WRITTEN TASK | In the records that follow, locate every line with "удаления" and extract it.

DATA SUPPLIED |

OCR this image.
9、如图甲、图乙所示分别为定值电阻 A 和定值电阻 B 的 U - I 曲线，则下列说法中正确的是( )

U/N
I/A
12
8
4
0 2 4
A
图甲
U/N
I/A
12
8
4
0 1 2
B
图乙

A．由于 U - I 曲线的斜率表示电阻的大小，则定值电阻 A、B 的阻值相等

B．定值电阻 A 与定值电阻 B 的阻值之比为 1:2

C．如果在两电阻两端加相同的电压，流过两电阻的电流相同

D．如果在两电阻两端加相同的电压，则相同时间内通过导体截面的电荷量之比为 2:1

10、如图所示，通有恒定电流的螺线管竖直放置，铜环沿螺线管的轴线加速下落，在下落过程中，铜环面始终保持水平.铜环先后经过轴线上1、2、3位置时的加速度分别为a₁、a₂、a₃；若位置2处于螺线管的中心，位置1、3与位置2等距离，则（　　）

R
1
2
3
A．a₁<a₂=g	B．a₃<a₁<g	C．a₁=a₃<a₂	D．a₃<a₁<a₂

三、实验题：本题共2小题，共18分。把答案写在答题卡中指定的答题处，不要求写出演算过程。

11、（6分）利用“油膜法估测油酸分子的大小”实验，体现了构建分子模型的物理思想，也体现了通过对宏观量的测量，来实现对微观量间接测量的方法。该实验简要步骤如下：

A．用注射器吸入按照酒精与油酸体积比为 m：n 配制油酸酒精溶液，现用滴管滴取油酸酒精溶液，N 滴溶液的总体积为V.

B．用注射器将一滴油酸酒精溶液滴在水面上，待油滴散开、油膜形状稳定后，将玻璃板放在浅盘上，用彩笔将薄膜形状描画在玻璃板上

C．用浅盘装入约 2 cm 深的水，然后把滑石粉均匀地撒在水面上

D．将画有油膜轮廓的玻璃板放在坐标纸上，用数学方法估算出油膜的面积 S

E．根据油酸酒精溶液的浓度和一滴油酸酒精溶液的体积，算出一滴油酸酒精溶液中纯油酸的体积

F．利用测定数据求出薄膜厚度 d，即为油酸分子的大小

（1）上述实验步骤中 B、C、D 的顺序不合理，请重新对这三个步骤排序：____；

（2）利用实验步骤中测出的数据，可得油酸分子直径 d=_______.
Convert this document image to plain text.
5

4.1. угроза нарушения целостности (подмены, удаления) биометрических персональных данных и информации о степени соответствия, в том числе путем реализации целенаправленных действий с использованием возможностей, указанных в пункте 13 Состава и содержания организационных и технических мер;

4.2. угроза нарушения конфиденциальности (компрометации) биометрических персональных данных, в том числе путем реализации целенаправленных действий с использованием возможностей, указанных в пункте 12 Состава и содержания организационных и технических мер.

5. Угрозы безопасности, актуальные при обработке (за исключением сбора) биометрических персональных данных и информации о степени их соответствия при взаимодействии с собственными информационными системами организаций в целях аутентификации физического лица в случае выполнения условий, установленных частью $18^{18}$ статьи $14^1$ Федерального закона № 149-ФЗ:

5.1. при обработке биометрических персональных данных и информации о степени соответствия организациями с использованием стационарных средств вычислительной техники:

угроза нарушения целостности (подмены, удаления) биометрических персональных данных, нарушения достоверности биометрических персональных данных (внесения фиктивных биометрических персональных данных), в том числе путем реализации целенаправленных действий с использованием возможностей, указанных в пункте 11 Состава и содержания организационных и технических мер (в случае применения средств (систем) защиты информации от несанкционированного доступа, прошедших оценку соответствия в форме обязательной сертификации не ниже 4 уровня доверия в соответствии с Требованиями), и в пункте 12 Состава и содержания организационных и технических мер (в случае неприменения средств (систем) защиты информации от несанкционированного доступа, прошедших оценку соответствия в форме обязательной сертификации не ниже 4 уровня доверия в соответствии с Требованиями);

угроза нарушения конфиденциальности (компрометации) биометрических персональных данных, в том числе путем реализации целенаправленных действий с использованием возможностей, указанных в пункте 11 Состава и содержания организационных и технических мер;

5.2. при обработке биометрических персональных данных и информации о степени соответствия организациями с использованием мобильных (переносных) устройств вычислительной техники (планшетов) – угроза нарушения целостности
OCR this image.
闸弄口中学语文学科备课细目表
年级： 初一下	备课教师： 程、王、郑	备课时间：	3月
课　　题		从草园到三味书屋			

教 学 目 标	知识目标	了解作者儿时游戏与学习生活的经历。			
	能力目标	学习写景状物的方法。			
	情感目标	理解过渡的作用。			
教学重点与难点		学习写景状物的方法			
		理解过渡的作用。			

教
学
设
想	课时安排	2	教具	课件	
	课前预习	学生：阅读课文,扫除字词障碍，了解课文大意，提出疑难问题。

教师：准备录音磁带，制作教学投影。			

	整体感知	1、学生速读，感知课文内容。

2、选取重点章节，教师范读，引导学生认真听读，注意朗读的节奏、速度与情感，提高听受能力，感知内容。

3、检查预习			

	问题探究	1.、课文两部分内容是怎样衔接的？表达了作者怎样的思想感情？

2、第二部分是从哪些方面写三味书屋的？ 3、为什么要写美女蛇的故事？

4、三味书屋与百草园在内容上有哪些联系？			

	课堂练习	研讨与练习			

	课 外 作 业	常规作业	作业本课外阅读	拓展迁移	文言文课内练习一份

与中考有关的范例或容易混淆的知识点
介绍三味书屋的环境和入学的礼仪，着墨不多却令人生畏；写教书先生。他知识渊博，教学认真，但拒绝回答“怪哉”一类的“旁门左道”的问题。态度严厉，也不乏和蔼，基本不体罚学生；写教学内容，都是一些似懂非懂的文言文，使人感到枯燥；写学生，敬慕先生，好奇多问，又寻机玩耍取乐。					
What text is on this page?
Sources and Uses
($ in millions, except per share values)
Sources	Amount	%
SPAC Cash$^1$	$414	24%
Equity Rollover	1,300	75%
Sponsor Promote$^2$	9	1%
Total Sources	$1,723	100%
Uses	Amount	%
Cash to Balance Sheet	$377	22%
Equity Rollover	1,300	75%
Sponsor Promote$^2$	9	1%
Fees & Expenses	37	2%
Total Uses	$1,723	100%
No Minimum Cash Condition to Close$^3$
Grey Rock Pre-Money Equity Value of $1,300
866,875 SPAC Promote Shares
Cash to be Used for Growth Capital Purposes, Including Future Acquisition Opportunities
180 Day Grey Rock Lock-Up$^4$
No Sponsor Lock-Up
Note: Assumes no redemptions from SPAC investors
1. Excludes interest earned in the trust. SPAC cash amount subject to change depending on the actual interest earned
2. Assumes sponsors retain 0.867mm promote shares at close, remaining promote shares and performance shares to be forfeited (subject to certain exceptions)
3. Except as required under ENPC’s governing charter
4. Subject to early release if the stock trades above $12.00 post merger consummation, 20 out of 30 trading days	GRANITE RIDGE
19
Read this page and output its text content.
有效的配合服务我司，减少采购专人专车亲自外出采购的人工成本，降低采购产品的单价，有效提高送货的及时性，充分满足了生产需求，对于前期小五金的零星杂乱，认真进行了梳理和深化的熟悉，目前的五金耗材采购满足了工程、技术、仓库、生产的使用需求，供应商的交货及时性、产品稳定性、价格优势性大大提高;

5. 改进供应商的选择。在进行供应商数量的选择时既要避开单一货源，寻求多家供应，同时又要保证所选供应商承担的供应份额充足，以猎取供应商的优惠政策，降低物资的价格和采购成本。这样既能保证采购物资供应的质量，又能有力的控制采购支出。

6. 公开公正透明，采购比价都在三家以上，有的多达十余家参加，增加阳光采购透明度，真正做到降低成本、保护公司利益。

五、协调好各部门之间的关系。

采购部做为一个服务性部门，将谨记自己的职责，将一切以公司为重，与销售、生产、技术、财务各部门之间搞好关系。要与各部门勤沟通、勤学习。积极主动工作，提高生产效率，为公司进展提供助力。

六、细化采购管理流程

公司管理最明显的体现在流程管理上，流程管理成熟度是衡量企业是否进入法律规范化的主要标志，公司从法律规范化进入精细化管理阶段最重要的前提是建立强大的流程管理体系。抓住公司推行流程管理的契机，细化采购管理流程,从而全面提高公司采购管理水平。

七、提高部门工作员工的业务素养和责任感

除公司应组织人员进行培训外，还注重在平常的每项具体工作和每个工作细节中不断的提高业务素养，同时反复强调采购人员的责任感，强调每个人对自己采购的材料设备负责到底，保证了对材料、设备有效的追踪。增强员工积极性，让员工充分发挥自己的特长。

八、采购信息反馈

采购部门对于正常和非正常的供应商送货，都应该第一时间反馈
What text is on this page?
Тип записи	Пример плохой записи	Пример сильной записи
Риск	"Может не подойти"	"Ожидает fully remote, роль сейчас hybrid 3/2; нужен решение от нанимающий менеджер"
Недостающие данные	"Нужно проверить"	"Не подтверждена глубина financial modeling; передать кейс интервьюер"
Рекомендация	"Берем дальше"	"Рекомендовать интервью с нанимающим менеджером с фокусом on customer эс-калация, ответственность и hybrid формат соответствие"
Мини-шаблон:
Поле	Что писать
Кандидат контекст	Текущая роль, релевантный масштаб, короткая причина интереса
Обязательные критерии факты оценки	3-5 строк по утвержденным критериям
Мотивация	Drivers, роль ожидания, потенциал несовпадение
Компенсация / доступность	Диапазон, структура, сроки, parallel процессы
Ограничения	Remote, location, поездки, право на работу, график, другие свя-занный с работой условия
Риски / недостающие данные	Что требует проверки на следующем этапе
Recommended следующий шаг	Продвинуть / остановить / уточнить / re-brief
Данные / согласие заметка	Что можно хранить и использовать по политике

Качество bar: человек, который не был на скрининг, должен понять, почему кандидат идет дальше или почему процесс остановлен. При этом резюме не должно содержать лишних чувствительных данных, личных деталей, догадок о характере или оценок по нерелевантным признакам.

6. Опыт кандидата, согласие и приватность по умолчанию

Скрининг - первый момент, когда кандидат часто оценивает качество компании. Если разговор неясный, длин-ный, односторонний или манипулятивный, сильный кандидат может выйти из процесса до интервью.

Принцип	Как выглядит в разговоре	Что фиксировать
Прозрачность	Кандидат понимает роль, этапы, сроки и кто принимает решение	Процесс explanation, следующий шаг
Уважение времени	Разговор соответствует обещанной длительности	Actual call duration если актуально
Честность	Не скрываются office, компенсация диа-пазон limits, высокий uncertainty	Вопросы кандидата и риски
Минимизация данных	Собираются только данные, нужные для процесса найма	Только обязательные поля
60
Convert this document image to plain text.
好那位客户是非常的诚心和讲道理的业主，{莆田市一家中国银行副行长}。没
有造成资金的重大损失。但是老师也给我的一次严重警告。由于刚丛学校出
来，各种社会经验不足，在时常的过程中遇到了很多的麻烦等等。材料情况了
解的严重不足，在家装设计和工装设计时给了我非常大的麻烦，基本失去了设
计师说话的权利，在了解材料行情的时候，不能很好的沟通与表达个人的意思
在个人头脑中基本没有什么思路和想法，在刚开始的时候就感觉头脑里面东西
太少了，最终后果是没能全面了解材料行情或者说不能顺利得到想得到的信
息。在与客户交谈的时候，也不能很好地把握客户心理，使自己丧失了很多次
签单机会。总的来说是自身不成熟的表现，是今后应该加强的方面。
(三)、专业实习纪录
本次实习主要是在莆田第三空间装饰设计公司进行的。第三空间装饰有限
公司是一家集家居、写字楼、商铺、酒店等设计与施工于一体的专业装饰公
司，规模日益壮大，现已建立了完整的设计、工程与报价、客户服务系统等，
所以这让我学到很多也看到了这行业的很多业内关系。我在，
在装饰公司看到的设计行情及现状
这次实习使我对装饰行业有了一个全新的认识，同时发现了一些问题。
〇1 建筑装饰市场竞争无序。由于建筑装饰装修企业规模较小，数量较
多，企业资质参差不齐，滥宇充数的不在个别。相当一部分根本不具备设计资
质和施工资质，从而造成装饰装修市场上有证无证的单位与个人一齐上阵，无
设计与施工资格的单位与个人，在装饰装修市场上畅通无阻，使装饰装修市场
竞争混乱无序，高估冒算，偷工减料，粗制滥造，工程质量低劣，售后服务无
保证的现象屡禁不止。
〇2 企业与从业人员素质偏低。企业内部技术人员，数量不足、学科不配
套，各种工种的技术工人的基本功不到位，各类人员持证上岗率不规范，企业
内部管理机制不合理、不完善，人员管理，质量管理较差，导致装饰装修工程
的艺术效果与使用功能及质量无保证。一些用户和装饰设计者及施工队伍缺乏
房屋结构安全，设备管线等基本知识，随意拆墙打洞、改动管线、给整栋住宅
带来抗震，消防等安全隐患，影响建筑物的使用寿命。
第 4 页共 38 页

EXPECTED ANSWER |
4.1. угроза нарушения целостности (подмены, удаления) биометрических персональных данных и информации о степени соответствия, в том числе путем реализации целенаправленных действий с использованием возможностей, указанных в пункте 13 Состава и содержания организационных и технических мер;
угроза нарушения целостности (подмены, удаления) биометрических персональных данных, нарушения достоверности биометрических персональных данных (внесения фиктивных биометрических персональных данных), в том числе путем реализации целенаправленных действий с использованием возможностей, указанных в пункте 11 Состава и содержания организационных и технических мер (в случае применения средств (систем) защиты информации от несанкционированного доступа, прошедших оценку соответствия в форме обязательной сертификации не ниже 4 уровня доверия в соответствии с Требованиями), и в пункте 12 Состава и содержания организационных и технических мер (в случае неприменения средств (систем) защиты информации от несанкционированного доступа, прошедших оценку соответствия в форме обязательной сертификации не ниже 4 уровня доверия в соответствии с Требованиями);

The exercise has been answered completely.